• **What you should do**:
Identify and copy all lines of the material where the string "arrow" is found.

• **Records**:
— BEGIN —

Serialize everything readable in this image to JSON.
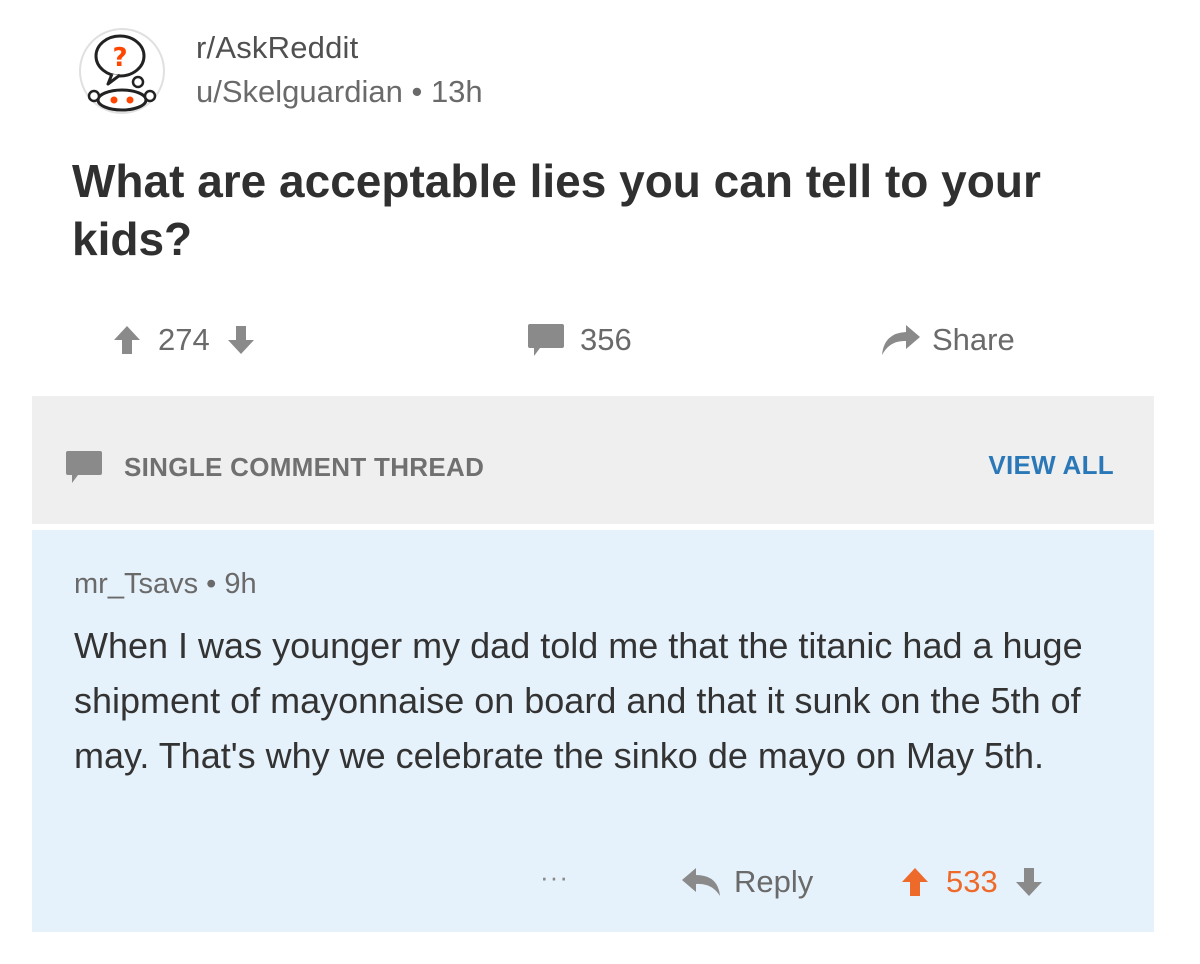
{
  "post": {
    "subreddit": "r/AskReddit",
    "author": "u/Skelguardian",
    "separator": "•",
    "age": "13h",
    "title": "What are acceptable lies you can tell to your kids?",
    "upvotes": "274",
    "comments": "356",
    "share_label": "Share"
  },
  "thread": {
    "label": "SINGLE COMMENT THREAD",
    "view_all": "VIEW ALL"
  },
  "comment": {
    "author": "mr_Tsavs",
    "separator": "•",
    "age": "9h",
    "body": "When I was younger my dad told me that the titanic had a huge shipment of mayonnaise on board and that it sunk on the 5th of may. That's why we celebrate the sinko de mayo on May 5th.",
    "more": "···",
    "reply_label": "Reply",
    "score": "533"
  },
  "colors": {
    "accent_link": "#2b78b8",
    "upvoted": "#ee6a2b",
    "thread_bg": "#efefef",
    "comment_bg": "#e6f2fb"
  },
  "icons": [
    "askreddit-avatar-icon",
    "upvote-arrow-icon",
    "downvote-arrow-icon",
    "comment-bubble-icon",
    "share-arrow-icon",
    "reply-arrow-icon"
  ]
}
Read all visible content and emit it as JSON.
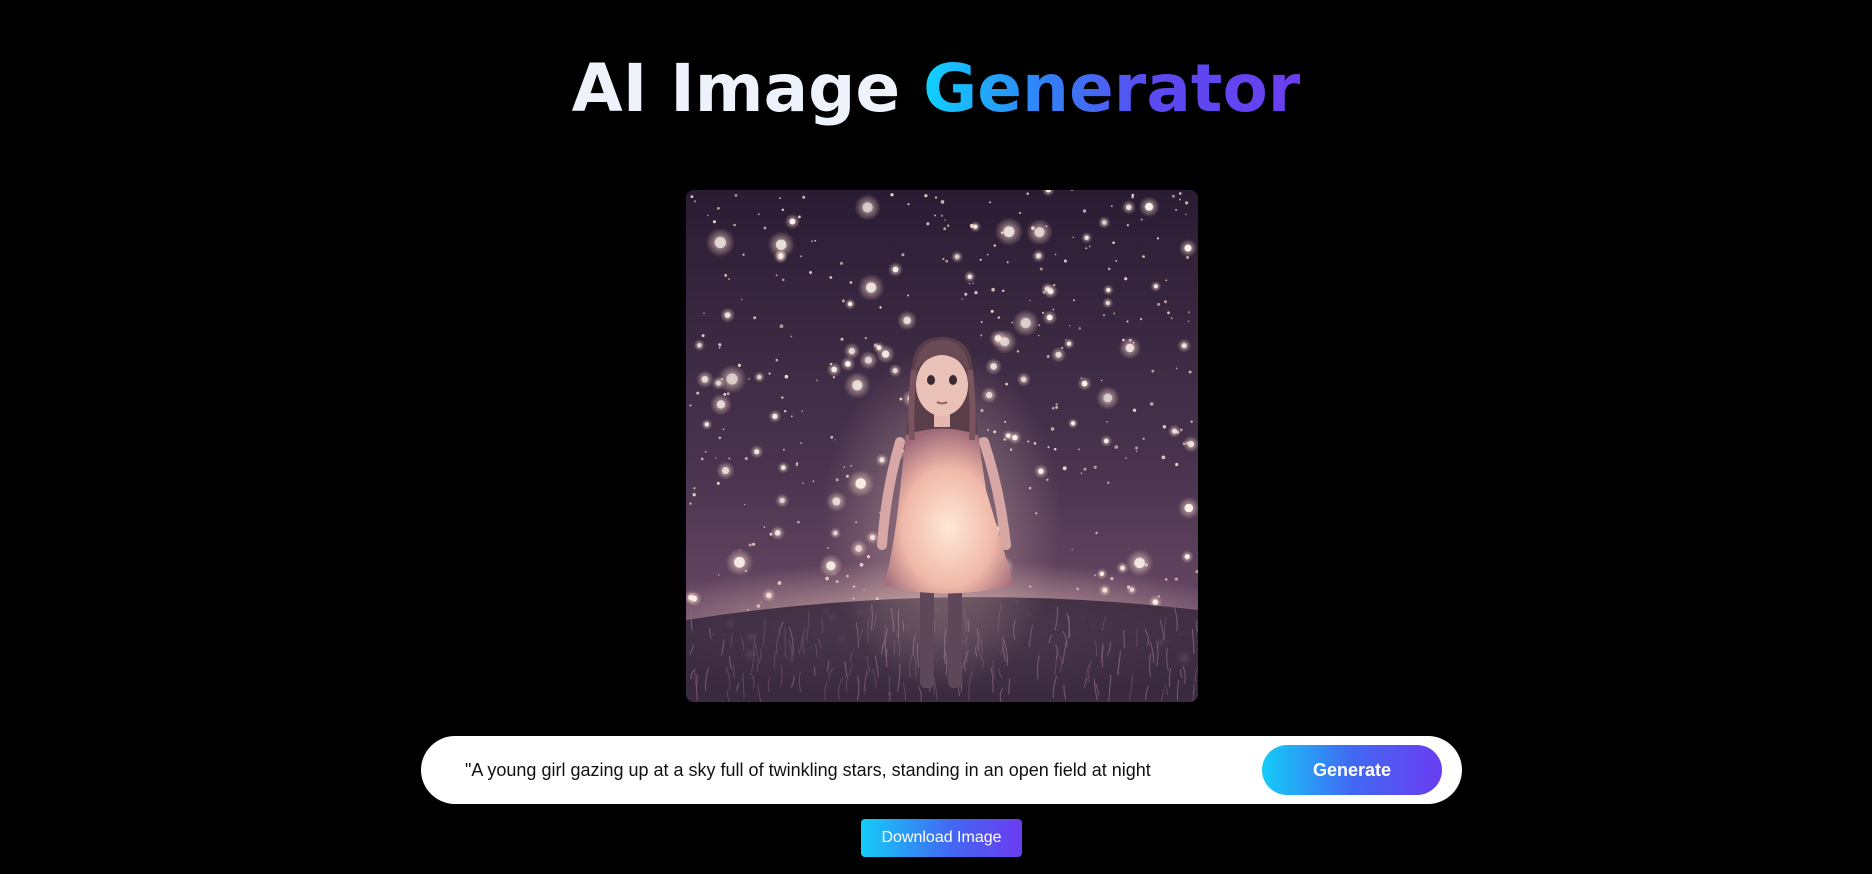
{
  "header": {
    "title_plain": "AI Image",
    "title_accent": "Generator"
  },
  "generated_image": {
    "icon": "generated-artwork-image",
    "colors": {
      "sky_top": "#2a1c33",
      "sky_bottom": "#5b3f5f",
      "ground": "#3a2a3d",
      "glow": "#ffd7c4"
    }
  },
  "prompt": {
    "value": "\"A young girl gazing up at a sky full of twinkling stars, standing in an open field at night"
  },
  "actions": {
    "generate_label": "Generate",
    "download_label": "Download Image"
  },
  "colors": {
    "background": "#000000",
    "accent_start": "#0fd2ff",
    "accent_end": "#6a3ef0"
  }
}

— END —
— BEGIN —

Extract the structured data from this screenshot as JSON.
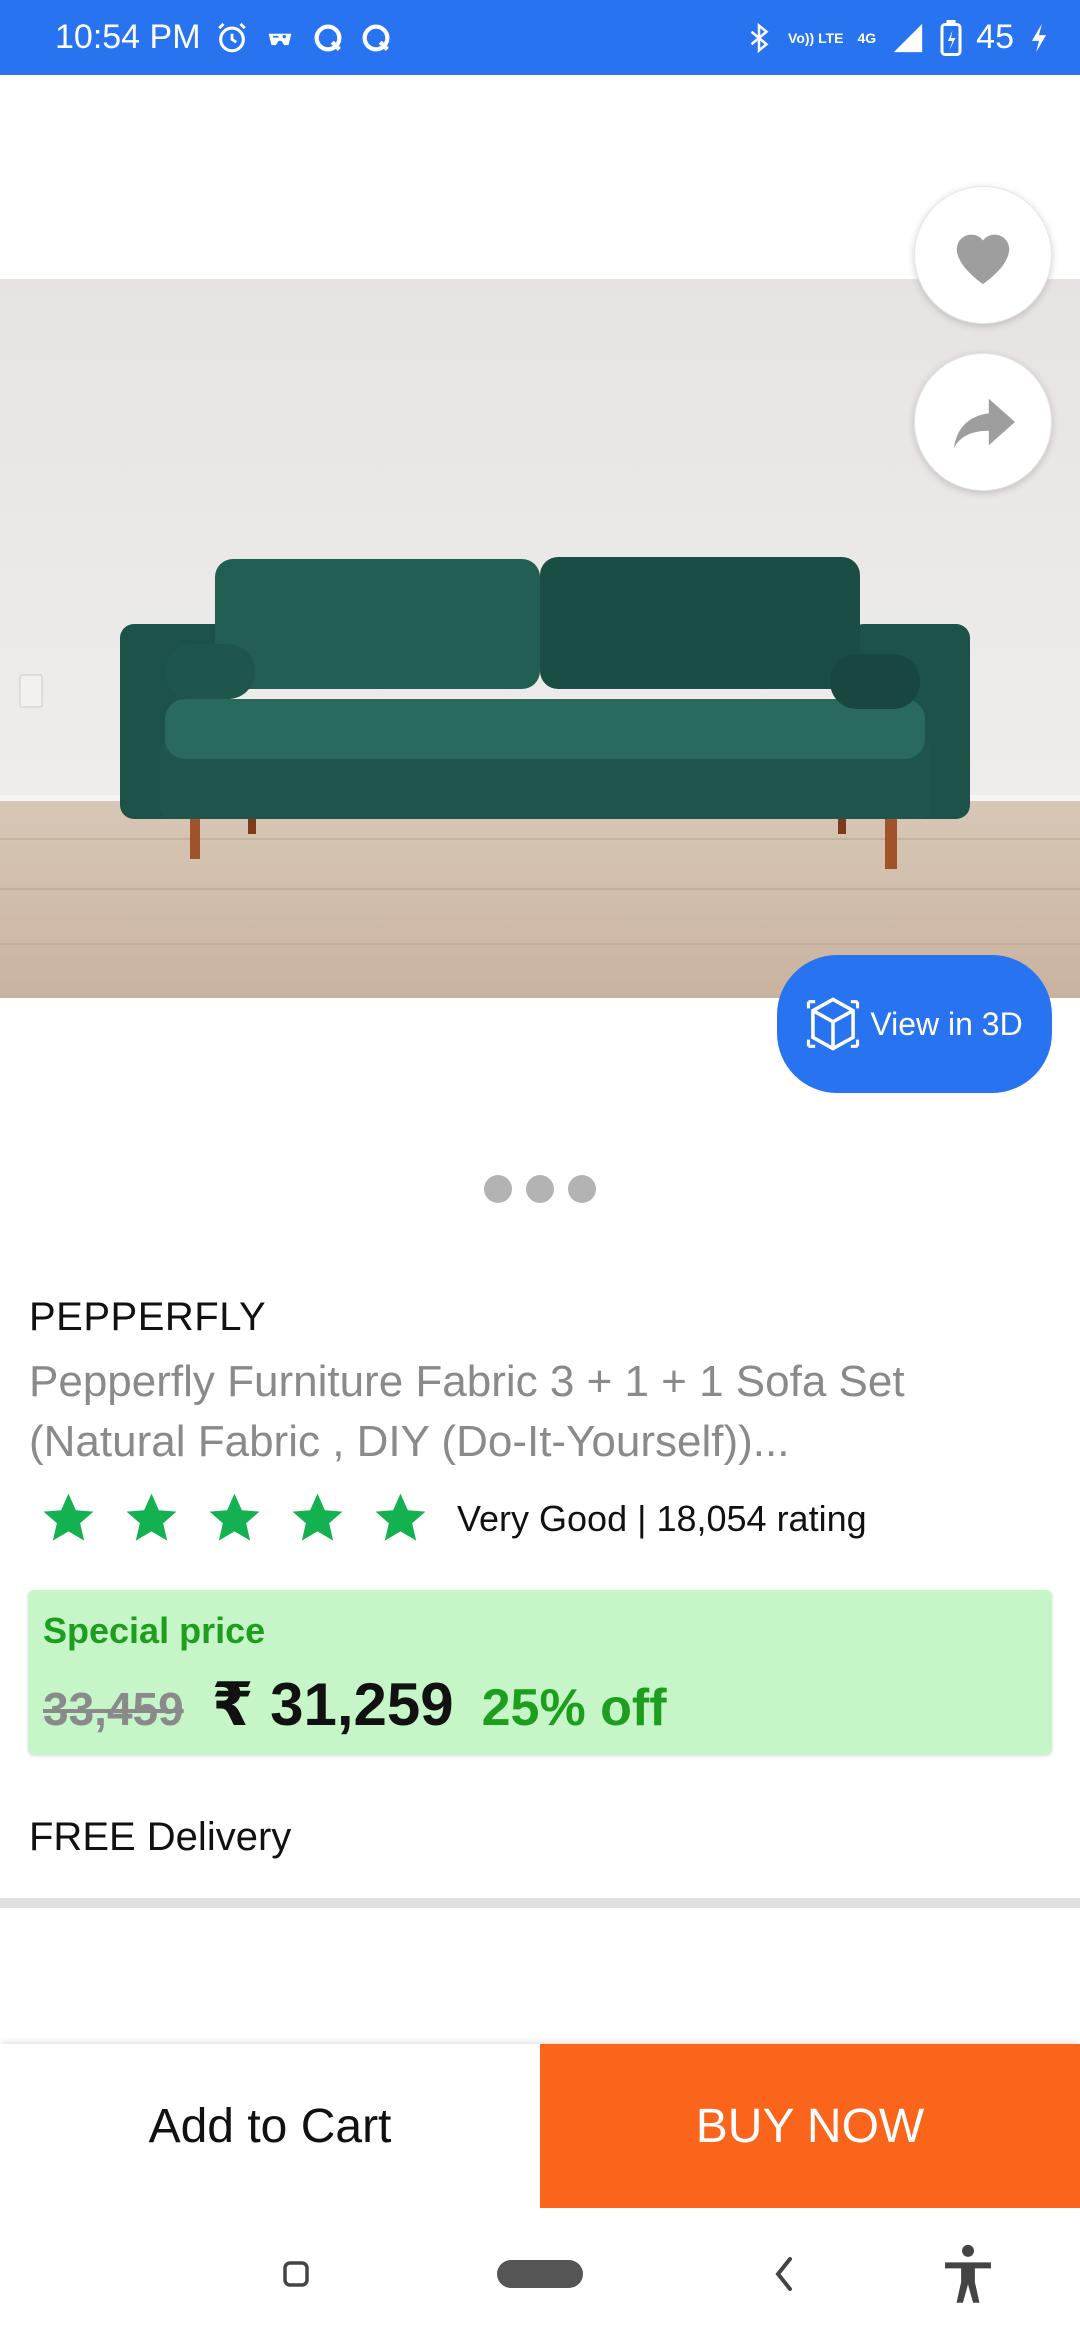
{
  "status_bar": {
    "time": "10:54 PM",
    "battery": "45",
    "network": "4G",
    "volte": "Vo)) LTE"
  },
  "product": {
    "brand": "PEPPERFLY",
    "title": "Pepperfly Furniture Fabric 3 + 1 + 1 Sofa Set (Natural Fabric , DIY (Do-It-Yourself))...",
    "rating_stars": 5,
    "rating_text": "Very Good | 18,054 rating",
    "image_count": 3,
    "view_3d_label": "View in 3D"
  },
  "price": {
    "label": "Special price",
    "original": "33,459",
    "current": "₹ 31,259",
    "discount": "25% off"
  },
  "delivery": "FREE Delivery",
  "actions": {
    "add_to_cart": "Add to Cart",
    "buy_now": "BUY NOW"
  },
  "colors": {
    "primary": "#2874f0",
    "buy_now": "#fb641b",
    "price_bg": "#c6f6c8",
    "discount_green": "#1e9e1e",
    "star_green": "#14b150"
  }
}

— END —

• **Finished answer**:
    "upvote-arrow-icon",
    "downvote-arrow-icon",
    "share-arrow-icon",
    "reply-arrow-icon"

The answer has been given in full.